Extracted records
-------------------------

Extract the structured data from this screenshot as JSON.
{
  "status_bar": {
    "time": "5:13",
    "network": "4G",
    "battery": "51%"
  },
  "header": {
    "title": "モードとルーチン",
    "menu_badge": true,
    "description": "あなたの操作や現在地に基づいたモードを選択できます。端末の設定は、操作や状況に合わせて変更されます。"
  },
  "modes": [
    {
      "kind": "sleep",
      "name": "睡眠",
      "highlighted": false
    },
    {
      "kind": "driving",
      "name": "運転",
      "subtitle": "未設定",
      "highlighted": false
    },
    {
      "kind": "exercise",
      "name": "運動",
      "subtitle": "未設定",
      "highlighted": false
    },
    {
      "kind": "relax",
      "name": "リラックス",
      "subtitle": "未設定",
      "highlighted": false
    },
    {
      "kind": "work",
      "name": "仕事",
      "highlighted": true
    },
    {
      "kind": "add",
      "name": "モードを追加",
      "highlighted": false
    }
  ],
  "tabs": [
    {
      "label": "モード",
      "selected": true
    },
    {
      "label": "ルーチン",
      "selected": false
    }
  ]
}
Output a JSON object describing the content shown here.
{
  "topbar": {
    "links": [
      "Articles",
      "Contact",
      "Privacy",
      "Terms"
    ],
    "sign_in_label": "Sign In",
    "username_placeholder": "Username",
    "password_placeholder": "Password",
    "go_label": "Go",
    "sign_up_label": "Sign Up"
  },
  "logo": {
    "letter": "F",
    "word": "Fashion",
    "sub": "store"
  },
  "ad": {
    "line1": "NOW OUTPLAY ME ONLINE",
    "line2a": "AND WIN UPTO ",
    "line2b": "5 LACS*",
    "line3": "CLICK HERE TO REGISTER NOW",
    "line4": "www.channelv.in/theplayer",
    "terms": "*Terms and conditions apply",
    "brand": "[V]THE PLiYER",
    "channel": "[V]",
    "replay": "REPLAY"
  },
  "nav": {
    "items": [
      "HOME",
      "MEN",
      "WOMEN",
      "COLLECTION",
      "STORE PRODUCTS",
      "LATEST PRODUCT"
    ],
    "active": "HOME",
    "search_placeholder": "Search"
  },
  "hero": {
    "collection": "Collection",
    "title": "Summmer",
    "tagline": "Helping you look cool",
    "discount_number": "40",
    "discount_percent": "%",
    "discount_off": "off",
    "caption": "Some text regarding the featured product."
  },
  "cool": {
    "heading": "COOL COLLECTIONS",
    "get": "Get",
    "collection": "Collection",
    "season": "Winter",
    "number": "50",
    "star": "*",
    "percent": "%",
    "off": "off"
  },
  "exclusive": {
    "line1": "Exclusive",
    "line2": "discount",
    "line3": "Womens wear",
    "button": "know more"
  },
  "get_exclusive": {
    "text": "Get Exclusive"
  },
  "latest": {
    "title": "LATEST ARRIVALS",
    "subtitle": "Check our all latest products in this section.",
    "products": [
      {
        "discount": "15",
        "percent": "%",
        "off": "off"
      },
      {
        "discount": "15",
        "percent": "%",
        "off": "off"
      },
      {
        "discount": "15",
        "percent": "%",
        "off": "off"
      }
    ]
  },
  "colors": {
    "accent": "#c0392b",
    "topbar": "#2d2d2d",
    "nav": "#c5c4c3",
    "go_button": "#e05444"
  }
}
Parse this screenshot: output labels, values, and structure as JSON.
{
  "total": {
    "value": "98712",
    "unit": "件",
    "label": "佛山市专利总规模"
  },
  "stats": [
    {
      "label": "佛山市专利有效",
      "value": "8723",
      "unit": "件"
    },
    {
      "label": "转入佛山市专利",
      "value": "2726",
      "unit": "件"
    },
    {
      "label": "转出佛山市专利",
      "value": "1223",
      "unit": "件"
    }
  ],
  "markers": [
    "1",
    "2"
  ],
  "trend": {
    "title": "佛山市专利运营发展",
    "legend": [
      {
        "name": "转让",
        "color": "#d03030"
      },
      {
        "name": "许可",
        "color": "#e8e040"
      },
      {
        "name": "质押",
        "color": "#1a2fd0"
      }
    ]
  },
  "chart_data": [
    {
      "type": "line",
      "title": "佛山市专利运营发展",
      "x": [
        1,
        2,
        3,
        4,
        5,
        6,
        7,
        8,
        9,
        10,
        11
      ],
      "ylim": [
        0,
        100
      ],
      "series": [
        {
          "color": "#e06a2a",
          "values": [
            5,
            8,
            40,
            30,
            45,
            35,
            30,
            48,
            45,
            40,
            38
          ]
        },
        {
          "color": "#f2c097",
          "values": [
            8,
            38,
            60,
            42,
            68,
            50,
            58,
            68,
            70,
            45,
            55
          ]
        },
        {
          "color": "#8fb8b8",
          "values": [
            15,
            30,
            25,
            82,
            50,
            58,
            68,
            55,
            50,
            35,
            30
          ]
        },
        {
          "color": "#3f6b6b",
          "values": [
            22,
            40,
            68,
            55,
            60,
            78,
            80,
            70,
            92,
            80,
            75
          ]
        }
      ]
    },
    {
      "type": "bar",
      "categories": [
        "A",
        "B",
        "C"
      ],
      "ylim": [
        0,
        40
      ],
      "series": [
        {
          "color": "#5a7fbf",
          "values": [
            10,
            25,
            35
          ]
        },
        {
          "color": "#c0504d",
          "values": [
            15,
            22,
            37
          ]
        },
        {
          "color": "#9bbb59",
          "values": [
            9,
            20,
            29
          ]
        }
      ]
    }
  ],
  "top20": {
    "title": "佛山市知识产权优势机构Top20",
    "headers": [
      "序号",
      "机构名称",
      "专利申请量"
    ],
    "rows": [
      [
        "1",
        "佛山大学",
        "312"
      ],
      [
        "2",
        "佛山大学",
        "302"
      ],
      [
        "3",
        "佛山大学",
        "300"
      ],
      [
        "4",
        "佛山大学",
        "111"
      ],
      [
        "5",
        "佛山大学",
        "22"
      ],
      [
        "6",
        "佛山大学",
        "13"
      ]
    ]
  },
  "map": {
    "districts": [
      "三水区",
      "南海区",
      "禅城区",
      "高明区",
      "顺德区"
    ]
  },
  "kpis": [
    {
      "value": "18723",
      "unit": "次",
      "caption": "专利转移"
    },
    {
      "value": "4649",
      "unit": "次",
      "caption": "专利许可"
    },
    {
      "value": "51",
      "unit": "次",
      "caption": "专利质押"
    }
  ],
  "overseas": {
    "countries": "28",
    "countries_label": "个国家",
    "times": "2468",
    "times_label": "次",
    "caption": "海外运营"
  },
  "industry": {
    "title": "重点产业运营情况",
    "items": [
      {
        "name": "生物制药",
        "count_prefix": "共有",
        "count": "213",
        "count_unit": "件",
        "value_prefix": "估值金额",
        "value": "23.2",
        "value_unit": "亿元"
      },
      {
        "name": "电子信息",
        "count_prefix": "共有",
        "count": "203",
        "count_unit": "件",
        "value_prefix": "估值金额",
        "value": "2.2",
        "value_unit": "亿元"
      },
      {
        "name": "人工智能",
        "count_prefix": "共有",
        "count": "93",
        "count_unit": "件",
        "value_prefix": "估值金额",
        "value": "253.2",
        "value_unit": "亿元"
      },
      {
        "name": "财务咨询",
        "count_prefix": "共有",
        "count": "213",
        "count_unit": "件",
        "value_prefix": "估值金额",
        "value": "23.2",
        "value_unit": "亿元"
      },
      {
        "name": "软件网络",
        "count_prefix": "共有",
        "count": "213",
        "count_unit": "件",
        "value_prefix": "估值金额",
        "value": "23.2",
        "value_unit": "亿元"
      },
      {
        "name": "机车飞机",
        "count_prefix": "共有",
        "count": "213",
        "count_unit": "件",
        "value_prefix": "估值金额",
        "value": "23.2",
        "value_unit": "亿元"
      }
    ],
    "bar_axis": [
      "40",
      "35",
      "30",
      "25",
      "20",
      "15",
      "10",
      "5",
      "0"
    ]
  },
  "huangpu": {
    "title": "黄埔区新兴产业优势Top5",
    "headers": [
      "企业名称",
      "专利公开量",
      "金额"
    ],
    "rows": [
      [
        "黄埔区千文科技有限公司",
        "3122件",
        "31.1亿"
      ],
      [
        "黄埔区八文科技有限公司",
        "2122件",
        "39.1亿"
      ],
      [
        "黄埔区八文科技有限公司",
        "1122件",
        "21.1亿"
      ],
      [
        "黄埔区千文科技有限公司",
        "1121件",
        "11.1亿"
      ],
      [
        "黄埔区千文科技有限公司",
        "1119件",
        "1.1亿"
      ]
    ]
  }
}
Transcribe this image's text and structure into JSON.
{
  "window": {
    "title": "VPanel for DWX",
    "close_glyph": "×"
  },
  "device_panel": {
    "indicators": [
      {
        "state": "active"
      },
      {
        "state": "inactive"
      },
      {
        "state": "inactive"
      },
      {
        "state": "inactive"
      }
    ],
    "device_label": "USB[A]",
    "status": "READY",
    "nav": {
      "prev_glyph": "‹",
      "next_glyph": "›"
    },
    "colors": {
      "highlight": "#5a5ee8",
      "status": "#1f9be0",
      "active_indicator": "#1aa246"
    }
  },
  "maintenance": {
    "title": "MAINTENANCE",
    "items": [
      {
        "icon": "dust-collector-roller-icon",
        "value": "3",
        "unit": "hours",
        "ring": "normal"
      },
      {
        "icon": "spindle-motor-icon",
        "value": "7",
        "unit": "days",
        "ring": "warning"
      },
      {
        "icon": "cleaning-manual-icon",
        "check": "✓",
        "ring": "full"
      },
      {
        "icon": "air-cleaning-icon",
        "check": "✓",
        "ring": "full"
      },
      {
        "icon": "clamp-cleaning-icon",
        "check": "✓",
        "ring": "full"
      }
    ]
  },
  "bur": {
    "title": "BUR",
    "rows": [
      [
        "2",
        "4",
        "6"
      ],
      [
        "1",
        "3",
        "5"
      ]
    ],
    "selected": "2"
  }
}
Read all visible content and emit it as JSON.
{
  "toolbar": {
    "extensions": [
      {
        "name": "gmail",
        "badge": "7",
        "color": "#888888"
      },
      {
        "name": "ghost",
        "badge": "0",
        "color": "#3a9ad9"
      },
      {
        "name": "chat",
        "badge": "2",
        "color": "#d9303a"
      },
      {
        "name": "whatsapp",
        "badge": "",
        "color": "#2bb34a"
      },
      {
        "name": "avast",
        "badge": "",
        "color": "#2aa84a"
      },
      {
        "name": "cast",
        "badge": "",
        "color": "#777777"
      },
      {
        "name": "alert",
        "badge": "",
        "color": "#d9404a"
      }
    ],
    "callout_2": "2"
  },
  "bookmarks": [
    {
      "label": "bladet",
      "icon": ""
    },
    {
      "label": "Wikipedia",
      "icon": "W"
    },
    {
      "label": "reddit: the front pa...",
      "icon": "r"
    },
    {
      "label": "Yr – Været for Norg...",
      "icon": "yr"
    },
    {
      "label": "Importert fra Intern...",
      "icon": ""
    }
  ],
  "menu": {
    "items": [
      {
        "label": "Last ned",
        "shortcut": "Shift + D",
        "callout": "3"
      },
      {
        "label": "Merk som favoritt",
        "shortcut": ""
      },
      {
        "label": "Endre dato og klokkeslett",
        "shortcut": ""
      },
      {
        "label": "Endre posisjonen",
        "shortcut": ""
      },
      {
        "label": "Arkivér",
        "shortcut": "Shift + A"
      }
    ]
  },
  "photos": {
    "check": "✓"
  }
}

-------------------------

Set exercise ->
Look through the entries above; copy every line holding the string "caption".

Task response ->
    "caption": "Some text regarding the featured product."
      "caption": "专利转移"
      "caption": "专利许可"
      "caption": "专利质押"
    "caption": "海外运营"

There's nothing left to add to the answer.